Exact repetition of every entry is required.

--- start ---

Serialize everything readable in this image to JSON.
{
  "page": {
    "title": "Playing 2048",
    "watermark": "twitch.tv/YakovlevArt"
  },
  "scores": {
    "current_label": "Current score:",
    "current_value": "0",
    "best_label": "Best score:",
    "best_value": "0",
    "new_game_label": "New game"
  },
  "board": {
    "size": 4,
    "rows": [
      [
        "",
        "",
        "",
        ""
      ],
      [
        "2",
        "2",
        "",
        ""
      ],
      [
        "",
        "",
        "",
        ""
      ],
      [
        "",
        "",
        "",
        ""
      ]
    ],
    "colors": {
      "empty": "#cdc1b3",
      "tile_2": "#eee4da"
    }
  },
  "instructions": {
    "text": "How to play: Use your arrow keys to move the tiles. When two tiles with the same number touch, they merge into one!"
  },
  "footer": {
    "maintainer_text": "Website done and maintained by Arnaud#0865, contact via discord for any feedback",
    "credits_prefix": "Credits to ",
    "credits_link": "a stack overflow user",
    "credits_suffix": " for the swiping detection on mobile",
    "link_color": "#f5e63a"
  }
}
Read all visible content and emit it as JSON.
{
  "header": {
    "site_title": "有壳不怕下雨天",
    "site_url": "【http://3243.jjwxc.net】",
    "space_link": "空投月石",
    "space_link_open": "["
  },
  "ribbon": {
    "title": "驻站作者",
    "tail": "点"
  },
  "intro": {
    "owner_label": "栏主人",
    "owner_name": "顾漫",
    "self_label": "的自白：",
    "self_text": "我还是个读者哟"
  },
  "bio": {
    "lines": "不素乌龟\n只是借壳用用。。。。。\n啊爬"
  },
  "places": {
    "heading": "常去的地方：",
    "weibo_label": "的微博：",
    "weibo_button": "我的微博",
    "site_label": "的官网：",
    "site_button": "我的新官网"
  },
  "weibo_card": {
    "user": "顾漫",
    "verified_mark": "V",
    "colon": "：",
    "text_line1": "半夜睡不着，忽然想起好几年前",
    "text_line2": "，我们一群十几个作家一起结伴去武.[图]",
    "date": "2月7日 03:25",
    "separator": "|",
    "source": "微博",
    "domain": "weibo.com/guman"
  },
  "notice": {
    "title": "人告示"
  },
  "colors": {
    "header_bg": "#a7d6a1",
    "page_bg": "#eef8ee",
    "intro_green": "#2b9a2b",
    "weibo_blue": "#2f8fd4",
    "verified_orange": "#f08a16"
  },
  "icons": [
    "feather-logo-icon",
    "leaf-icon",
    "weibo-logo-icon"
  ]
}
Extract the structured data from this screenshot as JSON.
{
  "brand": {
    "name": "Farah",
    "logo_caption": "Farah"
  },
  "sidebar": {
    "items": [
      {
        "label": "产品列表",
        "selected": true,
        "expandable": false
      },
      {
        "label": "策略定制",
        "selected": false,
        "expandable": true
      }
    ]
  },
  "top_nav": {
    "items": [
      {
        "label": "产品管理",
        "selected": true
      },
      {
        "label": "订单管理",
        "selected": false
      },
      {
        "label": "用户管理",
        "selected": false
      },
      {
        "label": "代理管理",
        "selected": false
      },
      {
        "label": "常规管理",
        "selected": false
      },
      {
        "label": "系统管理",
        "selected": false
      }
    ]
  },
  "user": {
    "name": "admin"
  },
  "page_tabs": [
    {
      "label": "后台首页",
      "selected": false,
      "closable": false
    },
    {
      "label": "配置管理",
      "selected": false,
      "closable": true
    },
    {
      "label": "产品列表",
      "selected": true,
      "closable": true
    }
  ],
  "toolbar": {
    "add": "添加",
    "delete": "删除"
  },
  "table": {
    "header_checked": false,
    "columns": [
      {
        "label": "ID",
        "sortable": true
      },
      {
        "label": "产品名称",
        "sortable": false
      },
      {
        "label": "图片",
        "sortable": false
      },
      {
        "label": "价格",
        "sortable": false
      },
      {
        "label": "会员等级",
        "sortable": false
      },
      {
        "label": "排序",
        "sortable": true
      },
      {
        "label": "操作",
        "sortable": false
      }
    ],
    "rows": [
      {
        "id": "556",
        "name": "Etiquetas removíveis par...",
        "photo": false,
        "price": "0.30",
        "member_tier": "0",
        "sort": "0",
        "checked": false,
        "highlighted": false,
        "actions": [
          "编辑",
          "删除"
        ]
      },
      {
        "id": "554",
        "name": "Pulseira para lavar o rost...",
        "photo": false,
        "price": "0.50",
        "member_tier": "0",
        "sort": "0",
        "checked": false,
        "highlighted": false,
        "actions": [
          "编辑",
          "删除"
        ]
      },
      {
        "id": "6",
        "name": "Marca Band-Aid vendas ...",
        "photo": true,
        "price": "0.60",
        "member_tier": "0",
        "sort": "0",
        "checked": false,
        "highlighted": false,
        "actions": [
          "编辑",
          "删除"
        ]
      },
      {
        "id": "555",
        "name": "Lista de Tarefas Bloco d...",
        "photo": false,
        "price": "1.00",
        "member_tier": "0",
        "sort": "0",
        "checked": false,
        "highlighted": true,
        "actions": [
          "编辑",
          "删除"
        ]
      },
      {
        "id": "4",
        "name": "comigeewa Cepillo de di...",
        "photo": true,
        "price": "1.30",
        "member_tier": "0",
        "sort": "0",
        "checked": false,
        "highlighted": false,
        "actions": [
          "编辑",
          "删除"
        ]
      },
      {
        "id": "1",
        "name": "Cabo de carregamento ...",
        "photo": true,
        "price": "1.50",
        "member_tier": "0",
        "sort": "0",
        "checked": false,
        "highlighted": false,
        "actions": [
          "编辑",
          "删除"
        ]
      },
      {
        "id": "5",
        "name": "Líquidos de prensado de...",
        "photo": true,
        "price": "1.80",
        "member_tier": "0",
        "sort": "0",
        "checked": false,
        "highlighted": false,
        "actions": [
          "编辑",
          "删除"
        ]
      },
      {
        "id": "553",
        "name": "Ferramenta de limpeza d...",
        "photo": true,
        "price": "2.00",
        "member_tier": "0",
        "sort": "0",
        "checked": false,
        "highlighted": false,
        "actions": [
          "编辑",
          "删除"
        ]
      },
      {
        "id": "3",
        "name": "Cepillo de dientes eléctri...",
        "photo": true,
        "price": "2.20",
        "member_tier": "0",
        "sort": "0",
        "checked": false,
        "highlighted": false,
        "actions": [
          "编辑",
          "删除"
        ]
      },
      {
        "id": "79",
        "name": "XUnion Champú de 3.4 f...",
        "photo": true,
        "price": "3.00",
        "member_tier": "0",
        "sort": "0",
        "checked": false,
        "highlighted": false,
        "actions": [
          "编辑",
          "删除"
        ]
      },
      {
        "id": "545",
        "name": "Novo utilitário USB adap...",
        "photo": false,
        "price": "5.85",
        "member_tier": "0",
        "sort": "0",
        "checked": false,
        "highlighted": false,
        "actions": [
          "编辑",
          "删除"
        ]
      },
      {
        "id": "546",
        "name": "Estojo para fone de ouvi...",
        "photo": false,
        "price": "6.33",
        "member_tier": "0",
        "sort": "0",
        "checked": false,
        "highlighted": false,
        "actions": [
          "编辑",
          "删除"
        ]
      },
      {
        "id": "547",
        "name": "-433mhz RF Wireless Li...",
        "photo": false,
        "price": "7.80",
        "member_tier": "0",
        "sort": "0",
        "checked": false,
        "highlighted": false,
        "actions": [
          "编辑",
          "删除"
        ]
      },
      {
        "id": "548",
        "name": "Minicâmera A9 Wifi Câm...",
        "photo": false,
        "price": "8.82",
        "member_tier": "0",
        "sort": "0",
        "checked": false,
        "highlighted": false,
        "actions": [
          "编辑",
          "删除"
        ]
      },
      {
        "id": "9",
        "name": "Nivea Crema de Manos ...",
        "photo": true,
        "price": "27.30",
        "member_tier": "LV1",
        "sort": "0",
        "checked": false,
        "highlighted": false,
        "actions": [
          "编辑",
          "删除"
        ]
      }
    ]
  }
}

--- end ---

Correct result:
Serialize everything readable in this image to JSON.
{
  "page": {
    "title": "Playing 2048",
    "watermark": "twitch.tv/YakovlevArt"
  },
  "scores": {
    "current_label": "Current score:",
    "current_value": "0",
    "best_label": "Best score:",
    "best_value": "0",
    "new_game_label": "New game"
  },
  "board": {
    "size": 4,
    "rows": [
      [
        "",
        "",
        "",
        ""
      ],
      [
        "2",
        "2",
        "",
        ""
      ],
      [
        "",
        "",
        "",
        ""
      ],
      [
        "",
        "",
        "",
        ""
      ]
    ],
    "colors": {
      "empty": "#cdc1b3",
      "tile_2": "#eee4da"
    }
  },
  "instructions": {
    "text": "How to play: Use your arrow keys to move the tiles. When two tiles with the same number touch, they merge into one!"
  },
  "footer": {
    "maintainer_text": "Website done and maintained by Arnaud#0865, contact via discord for any feedback",
    "credits_prefix": "Credits to ",
    "credits_link": "a stack overflow user",
    "credits_suffix": " for the swiping detection on mobile",
    "link_color": "#f5e63a"
  }
}
Read all visible content and emit it as JSON.
{
  "header": {
    "site_title": "有壳不怕下雨天",
    "site_url": "【http://3243.jjwxc.net】",
    "space_link": "空投月石",
    "space_link_open": "["
  },
  "ribbon": {
    "title": "驻站作者",
    "tail": "点"
  },
  "intro": {
    "owner_label": "栏主人",
    "owner_name": "顾漫",
    "self_label": "的自白：",
    "self_text": "我还是个读者哟"
  },
  "bio": {
    "lines": "不素乌龟\n只是借壳用用。。。。。\n啊爬"
  },
  "places": {
    "heading": "常去的地方：",
    "weibo_label": "的微博：",
    "weibo_button": "我的微博",
    "site_label": "的官网：",
    "site_button": "我的新官网"
  },
  "weibo_card": {
    "user": "顾漫",
    "verified_mark": "V",
    "colon": "：",
    "text_line1": "半夜睡不着，忽然想起好几年前",
    "text_line2": "，我们一群十几个作家一起结伴去武.[图]",
    "date": "2月7日 03:25",
    "separator": "|",
    "source": "微博",
    "domain": "weibo.com/guman"
  },
  "notice": {
    "title": "人告示"
  },
  "colors": {
    "header_bg": "#a7d6a1",
    "page_bg": "#eef8ee",
    "intro_green": "#2b9a2b",
    "weibo_blue": "#2f8fd4",
    "verified_orange": "#f08a16"
  },
  "icons": [
    "feather-logo-icon",
    "leaf-icon",
    "weibo-logo-icon"
  ]
}
Extract the structured data from this screenshot as JSON.
{
  "brand": {
    "name": "Farah",
    "logo_caption": "Farah"
  },
  "sidebar": {
    "items": [
      {
        "label": "产品列表",
        "selected": true,
        "expandable": false
      },
      {
        "label": "策略定制",
        "selected": false,
        "expandable": true
      }
    ]
  },
  "top_nav": {
    "items": [
      {
        "label": "产品管理",
        "selected": true
      },
      {
        "label": "订单管理",
        "selected": false
      },
      {
        "label": "用户管理",
        "selected": false
      },
      {
        "label": "代理管理",
        "selected": false
      },
      {
        "label": "常规管理",
        "selected": false
      },
      {
        "label": "系统管理",
        "selected": false
      }
    ]
  },
  "user": {
    "name": "admin"
  },
  "page_tabs": [
    {
      "label": "后台首页",
      "selected": false,
      "closable": false
    },
    {
      "label": "配置管理",
      "selected": false,
      "closable": true
    },
    {
      "label": "产品列表",
      "selected": true,
      "closable": true
    }
  ],
  "toolbar": {
    "add": "添加",
    "delete": "删除"
  },
  "table": {
    "header_checked": false,
    "columns": [
      {
        "label": "ID",
        "sortable": true
      },
      {
        "label": "产品名称",
        "sortable": false
      },
      {
        "label": "图片",
        "sortable": false
      },
      {
        "label": "价格",
        "sortable": false
      },
      {
        "label": "会员等级",
        "sortable": false
      },
      {
        "label": "排序",
        "sortable": true
      },
      {
        "label": "操作",
        "sortable": false
      }
    ],
    "rows": [
      {
        "id": "556",
        "name": "Etiquetas removíveis par...",
        "photo": false,
        "price": "0.30",
        "member_tier": "0",
        "sort": "0",
        "checked": false,
        "highlighted": false,
        "actions": [
          "编辑",
          "删除"
        ]
      },
      {
        "id": "554",
        "name": "Pulseira para lavar o rost...",
        "photo": false,
        "price": "0.50",
        "member_tier": "0",
        "sort": "0",
        "checked": false,
        "highlighted": false,
        "actions": [
          "编辑",
          "删除"
        ]
      },
      {
        "id": "6",
        "name": "Marca Band-Aid vendas ...",
        "photo": true,
        "price": "0.60",
        "member_tier": "0",
        "sort": "0",
        "checked": false,
        "highlighted": false,
        "actions": [
          "编辑",
          "删除"
        ]
      },
      {
        "id": "555",
        "name": "Lista de Tarefas Bloco d...",
        "photo": false,
        "price": "1.00",
        "member_tier": "0",
        "sort": "0",
        "checked": false,
        "highlighted": true,
        "actions": [
          "编辑",
          "删除"
        ]
      },
      {
        "id": "4",
        "name": "comigeewa Cepillo de di...",
        "photo": true,
        "price": "1.30",
        "member_tier": "0",
        "sort": "0",
        "checked": false,
        "highlighted": false,
        "actions": [
          "编辑",
          "删除"
        ]
      },
      {
        "id": "1",
        "name": "Cabo de carregamento ...",
        "photo": true,
        "price": "1.50",
        "member_tier": "0",
        "sort": "0",
        "checked": false,
        "highlighted": false,
        "actions": [
          "编辑",
          "删除"
        ]
      },
      {
        "id": "5",
        "name": "Líquidos de prensado de...",
        "photo": true,
        "price": "1.80",
        "member_tier": "0",
        "sort": "0",
        "checked": false,
        "highlighted": false,
        "actions": [
          "编辑",
          "删除"
        ]
      },
      {
        "id": "553",
        "name": "Ferramenta de limpeza d...",
        "photo": true,
        "price": "2.00",
        "member_tier": "0",
        "sort": "0",
        "checked": false,
        "highlighted": false,
        "actions": [
          "编辑",
          "删除"
        ]
      },
      {
        "id": "3",
        "name": "Cepillo de dientes eléctri...",
        "photo": true,
        "price": "2.20",
        "member_tier": "0",
        "sort": "0",
        "checked": false,
        "highlighted": false,
        "actions": [
          "编辑",
          "删除"
        ]
      },
      {
        "id": "79",
        "name": "XUnion Champú de 3.4 f...",
        "photo": true,
        "price": "3.00",
        "member_tier": "0",
        "sort": "0",
        "checked": false,
        "highlighted": false,
        "actions": [
          "编辑",
          "删除"
        ]
      },
      {
        "id": "545",
        "name": "Novo utilitário USB adap...",
        "photo": false,
        "price": "5.85",
        "member_tier": "0",
        "sort": "0",
        "checked": false,
        "highlighted": false,
        "actions": [
          "编辑",
          "删除"
        ]
      },
      {
        "id": "546",
        "name": "Estojo para fone de ouvi...",
        "photo": false,
        "price": "6.33",
        "member_tier": "0",
        "sort": "0",
        "checked": false,
        "highlighted": false,
        "actions": [
          "编辑",
          "删除"
        ]
      },
      {
        "id": "547",
        "name": "-433mhz RF Wireless Li...",
        "photo": false,
        "price": "7.80",
        "member_tier": "0",
        "sort": "0",
        "checked": false,
        "highlighted": false,
        "actions": [
          "编辑",
          "删除"
        ]
      },
      {
        "id": "548",
        "name": "Minicâmera A9 Wifi Câm...",
        "photo": false,
        "price": "8.82",
        "member_tier": "0",
        "sort": "0",
        "checked": false,
        "highlighted": false,
        "actions": [
          "编辑",
          "删除"
        ]
      },
      {
        "id": "9",
        "name": "Nivea Crema de Manos ...",
        "photo": true,
        "price": "27.30",
        "member_tier": "LV1",
        "sort": "0",
        "checked": false,
        "highlighted": false,
        "actions": [
          "编辑",
          "删除"
        ]
      }
    ]
  }
}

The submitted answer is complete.